EXERCISE BRIEF -> Report each line of the data that has "count" somewhere in it.

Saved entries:
====

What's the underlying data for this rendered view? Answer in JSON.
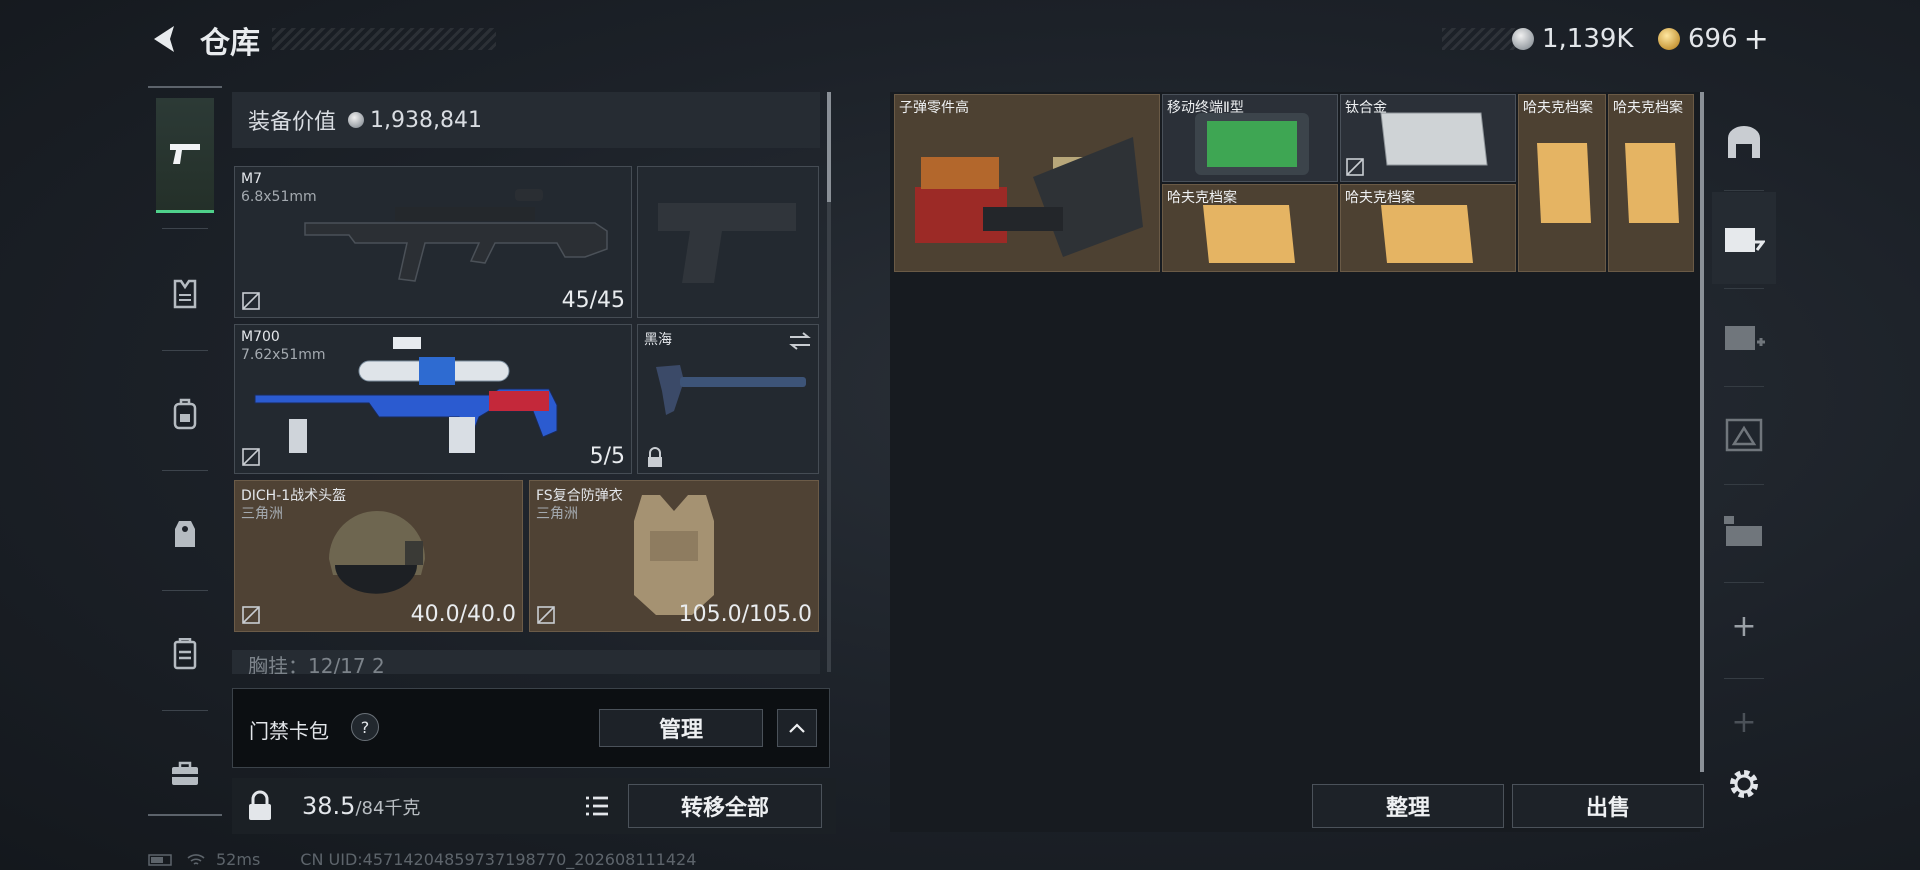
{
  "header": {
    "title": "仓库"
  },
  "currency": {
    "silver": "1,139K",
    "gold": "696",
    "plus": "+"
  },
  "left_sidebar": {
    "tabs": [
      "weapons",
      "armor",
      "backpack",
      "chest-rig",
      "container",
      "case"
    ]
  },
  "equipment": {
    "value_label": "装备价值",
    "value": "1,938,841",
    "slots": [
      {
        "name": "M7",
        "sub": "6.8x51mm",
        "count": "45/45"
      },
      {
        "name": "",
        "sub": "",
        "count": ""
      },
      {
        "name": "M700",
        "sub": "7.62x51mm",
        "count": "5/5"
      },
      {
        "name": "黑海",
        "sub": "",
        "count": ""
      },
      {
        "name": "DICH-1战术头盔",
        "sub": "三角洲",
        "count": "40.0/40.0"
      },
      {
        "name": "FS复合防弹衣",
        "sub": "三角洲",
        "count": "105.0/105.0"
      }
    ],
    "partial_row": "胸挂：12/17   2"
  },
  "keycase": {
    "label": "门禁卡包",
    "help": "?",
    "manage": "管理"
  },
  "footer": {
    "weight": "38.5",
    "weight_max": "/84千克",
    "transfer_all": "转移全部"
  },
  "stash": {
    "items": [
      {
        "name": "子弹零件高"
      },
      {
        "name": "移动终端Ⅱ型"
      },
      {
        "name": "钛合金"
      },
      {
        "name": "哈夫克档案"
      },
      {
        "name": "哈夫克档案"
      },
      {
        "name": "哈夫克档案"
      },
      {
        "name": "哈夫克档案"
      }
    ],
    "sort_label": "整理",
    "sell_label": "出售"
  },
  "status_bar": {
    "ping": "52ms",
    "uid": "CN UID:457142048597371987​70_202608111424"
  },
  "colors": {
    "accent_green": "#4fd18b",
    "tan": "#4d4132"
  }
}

====

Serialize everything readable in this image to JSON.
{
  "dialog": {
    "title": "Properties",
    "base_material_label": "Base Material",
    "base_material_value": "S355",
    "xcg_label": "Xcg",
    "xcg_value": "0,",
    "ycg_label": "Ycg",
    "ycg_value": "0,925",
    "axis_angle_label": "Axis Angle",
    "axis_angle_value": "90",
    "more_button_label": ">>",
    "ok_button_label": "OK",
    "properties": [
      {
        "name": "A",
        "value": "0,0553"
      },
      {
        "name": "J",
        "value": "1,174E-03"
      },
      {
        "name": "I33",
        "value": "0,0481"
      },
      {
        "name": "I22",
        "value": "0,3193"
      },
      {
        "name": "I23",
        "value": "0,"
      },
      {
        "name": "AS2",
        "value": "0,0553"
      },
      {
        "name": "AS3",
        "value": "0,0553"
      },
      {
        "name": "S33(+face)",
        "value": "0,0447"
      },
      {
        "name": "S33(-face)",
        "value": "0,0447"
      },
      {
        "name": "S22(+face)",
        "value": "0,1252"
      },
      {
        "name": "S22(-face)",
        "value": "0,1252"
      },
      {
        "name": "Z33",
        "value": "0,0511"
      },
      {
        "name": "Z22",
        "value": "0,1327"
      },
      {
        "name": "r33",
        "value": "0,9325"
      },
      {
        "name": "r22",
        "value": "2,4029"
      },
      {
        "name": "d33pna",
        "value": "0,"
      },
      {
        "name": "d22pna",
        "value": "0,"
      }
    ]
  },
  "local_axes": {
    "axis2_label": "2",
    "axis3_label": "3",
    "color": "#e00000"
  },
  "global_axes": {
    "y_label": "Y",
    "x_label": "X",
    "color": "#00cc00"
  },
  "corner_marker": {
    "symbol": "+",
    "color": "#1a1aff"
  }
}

====

TASK RESULT ->
        "count": "45/45"
        "count": ""
        "count": "5/5"
        "count": ""
        "count": "40.0/40.0"
        "count": "105.0/105.0"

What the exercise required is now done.